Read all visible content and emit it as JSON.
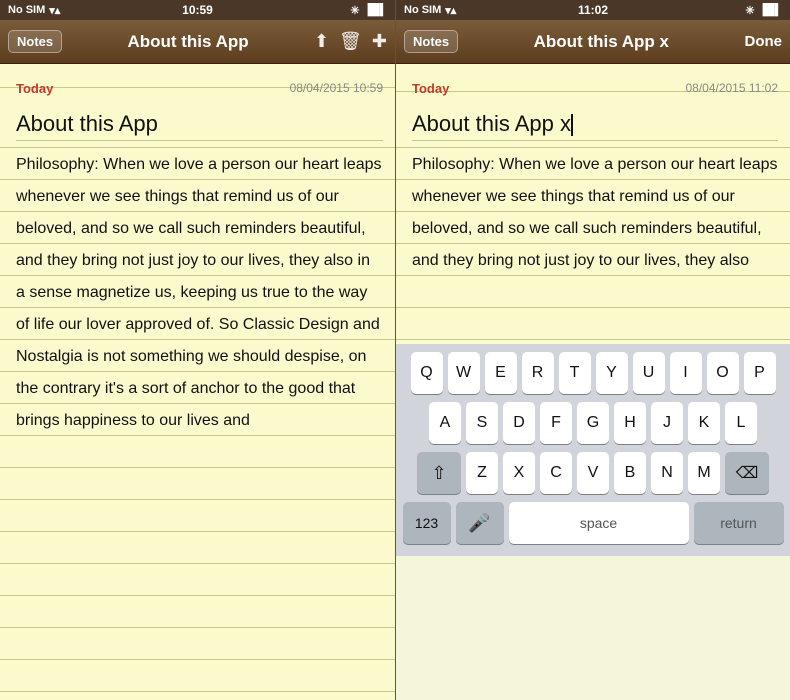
{
  "screen1": {
    "status": {
      "carrier": "No SIM",
      "wifi": "WiFi",
      "time": "10:59",
      "bluetooth": "BT",
      "battery": "Battery"
    },
    "nav": {
      "back_label": "Notes",
      "title": "About this App",
      "share_icon": "share",
      "trash_icon": "trash",
      "add_icon": "add"
    },
    "note": {
      "today_label": "Today",
      "date": "08/04/2015 10:59",
      "title": "About this App",
      "body": "Philosophy: When we love a person our heart leaps whenever we see things that remind us of our beloved, and so we call such reminders beautiful, and they bring not just joy to our lives, they also in a sense magnetize us, keeping us true to the way of life our lover approved of. So Classic Design and Nostalgia is not something we should despise, on the contrary it's a sort of anchor to the good that brings happiness to our lives and"
    }
  },
  "screen2": {
    "status": {
      "carrier": "No SIM",
      "wifi": "WiFi",
      "time": "11:02",
      "bluetooth": "BT",
      "battery": "Battery"
    },
    "nav": {
      "back_label": "Notes",
      "title": "About this App x",
      "done_label": "Done"
    },
    "note": {
      "today_label": "Today",
      "date": "08/04/2015 11:02",
      "title": "About this App x",
      "body": "Philosophy: When we love a person our heart leaps whenever we see things that remind us of our beloved, and so we call such reminders beautiful, and they bring not just joy to our lives, they also"
    },
    "keyboard": {
      "row1": [
        "Q",
        "W",
        "E",
        "R",
        "T",
        "Y",
        "U",
        "I",
        "O",
        "P"
      ],
      "row2": [
        "A",
        "S",
        "D",
        "F",
        "G",
        "H",
        "J",
        "K",
        "L"
      ],
      "row3": [
        "Z",
        "X",
        "C",
        "V",
        "B",
        "N",
        "M"
      ],
      "space_label": "space",
      "return_label": "return",
      "num_label": "123",
      "delete_symbol": "⌫",
      "shift_symbol": "⇧",
      "mic_symbol": "🎤"
    }
  }
}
::::
## What to do
Which lines above contain "remind"? Show each of them.

## Finished exercise
      "body": "Philosophy: When we love a person our heart leaps whenever we see things that remind us of our beloved, and so we call such reminders beautiful, and they bring not just joy to our lives, they also in a sense magnetize us, keeping us true to the way of life our lover approved of. So Classic Design and Nostalgia is not something we should despise, on the contrary it's a sort of anchor to the good that brings happiness to our lives and"
      "body": "Philosophy: When we love a person our heart leaps whenever we see things that remind us of our beloved, and so we call such reminders beautiful, and they bring not just joy to our lives, they also"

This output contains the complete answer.